Dataset excerpt

-----

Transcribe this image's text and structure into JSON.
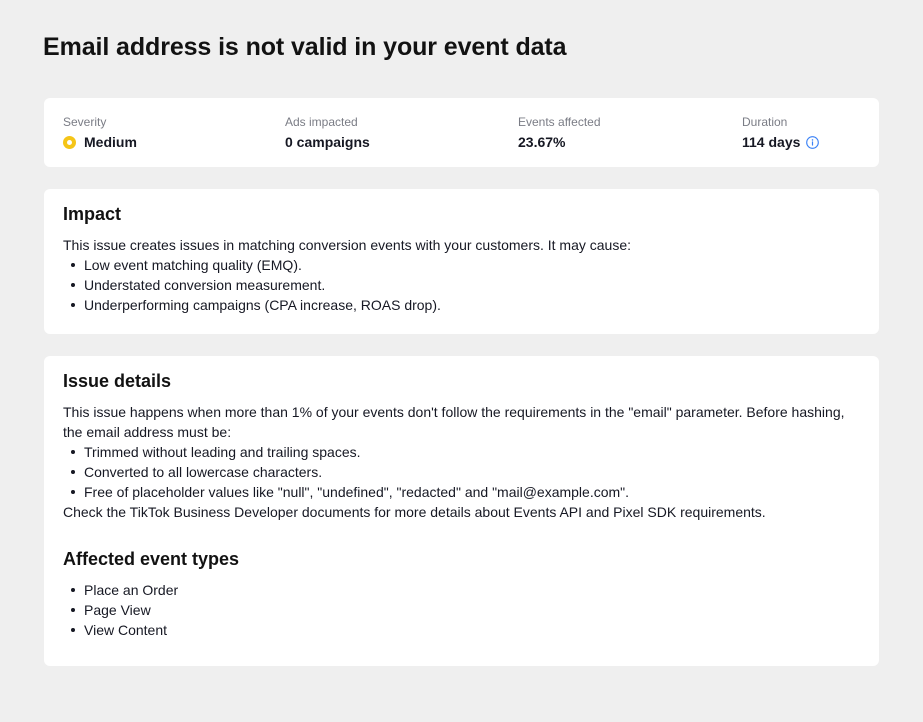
{
  "page": {
    "title": "Email address is not valid in your event data"
  },
  "summary": {
    "severity": {
      "label": "Severity",
      "value": "Medium",
      "color": "#f5c518"
    },
    "ads_impacted": {
      "label": "Ads impacted",
      "value": "0 campaigns"
    },
    "events_affected": {
      "label": "Events affected",
      "value": "23.67%"
    },
    "duration": {
      "label": "Duration",
      "value": "114 days",
      "icon": "info-icon",
      "icon_color": "#3b82f6"
    }
  },
  "impact": {
    "heading": "Impact",
    "intro": "This issue creates issues in matching conversion events with your customers. It may cause:",
    "bullets": [
      "Low event matching quality (EMQ).",
      "Understated conversion measurement.",
      "Underperforming campaigns (CPA increase, ROAS drop)."
    ]
  },
  "issue_details": {
    "heading": "Issue details",
    "intro": "This issue happens when more than 1% of your events don't follow the requirements in the \"email\" parameter. Before hashing, the email address must be:",
    "bullets": [
      "Trimmed without leading and trailing spaces.",
      "Converted to all lowercase characters.",
      "Free of placeholder values like \"null\", \"undefined\", \"redacted\" and \"mail@example.com\"."
    ],
    "outro": "Check the TikTok Business Developer documents for more details about Events API and Pixel SDK requirements."
  },
  "affected_event_types": {
    "heading": "Affected event types",
    "items": [
      "Place an Order",
      "Page View",
      "View Content"
    ]
  }
}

-----

• PROBLEM REQUIREMENTS:
Transcribe the full listing above exactly as it stands, minus the pictures.

• WRITTEN REPLY:
Transcribe this image's text and structure into JSON.
{
  "page": {
    "title": "Email address is not valid in your event data"
  },
  "summary": {
    "severity": {
      "label": "Severity",
      "value": "Medium",
      "color": "#f5c518"
    },
    "ads_impacted": {
      "label": "Ads impacted",
      "value": "0 campaigns"
    },
    "events_affected": {
      "label": "Events affected",
      "value": "23.67%"
    },
    "duration": {
      "label": "Duration",
      "value": "114 days",
      "icon": "info-icon",
      "icon_color": "#3b82f6"
    }
  },
  "impact": {
    "heading": "Impact",
    "intro": "This issue creates issues in matching conversion events with your customers. It may cause:",
    "bullets": [
      "Low event matching quality (EMQ).",
      "Understated conversion measurement.",
      "Underperforming campaigns (CPA increase, ROAS drop)."
    ]
  },
  "issue_details": {
    "heading": "Issue details",
    "intro": "This issue happens when more than 1% of your events don't follow the requirements in the \"email\" parameter. Before hashing, the email address must be:",
    "bullets": [
      "Trimmed without leading and trailing spaces.",
      "Converted to all lowercase characters.",
      "Free of placeholder values like \"null\", \"undefined\", \"redacted\" and \"mail@example.com\"."
    ],
    "outro": "Check the TikTok Business Developer documents for more details about Events API and Pixel SDK requirements."
  },
  "affected_event_types": {
    "heading": "Affected event types",
    "items": [
      "Place an Order",
      "Page View",
      "View Content"
    ]
  }
}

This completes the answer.